REQUIRED TASK: Transcribe the material below exactly as it appears.

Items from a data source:
----------------------------------------
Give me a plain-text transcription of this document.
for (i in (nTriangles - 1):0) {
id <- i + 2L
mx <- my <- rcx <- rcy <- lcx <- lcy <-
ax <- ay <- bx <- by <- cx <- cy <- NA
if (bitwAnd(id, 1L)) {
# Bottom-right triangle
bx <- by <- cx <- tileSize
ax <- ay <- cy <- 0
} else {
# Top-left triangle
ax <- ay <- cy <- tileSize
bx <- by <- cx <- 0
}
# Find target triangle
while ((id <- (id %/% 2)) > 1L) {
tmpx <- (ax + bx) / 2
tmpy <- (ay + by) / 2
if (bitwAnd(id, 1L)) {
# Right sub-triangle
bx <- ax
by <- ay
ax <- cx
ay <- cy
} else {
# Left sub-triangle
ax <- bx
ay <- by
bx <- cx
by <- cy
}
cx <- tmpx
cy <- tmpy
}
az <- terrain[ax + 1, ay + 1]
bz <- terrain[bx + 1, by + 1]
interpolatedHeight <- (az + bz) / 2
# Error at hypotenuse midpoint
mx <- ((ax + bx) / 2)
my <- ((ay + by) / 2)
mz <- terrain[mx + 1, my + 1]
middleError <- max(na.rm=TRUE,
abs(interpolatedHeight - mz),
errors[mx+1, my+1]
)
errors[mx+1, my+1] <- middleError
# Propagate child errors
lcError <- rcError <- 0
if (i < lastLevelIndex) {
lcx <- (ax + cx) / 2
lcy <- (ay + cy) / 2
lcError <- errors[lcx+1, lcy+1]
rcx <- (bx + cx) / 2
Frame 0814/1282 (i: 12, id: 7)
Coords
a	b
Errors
----------------------------------------
WRITTEN ANSWER:
Give me a plain-text transcription of this document.
for (i in (nTriangles - 1):0) {
id <- i + 2L
mx <- my <- rcx <- rcy <- lcx <- lcy <-
ax <- ay <- bx <- by <- cx <- cy <- NA
if (bitwAnd(id, 1L)) {
# Bottom-right triangle
bx <- by <- cx <- tileSize
ax <- ay <- cy <- 0
} else {
# Top-left triangle
ax <- ay <- cy <- tileSize
bx <- by <- cx <- 0
}
# Find target triangle
while ((id <- (id %/% 2)) > 1L) {
tmpx <- (ax + bx) / 2
tmpy <- (ay + by) / 2
if (bitwAnd(id, 1L)) {
# Right sub-triangle
bx <- ax
by <- ay
ax <- cx
ay <- cy
} else {
# Left sub-triangle
ax <- bx
ay <- by
bx <- cx
by <- cy
}
cx <- tmpx
cy <- tmpy
}
az <- terrain[ax + 1, ay + 1]
bz <- terrain[bx + 1, by + 1]
interpolatedHeight <- (az + bz) / 2
# Error at hypotenuse midpoint
mx <- ((ax + bx) / 2)
my <- ((ay + by) / 2)
mz <- terrain[mx + 1, my + 1]
middleError <- max(na.rm=TRUE,
abs(interpolatedHeight - mz),
errors[mx+1, my+1]
)
errors[mx+1, my+1] <- middleError
# Propagate child errors
lcError <- rcError <- 0
if (i < lastLevelIndex) {
lcx <- (ax + cx) / 2
lcy <- (ay + cy) / 2
lcError <- errors[lcx+1, lcy+1]
rcx <- (bx + cx) / 2
Frame 0814/1282 (i: 12, id: 7)
Coords
a	b
Errors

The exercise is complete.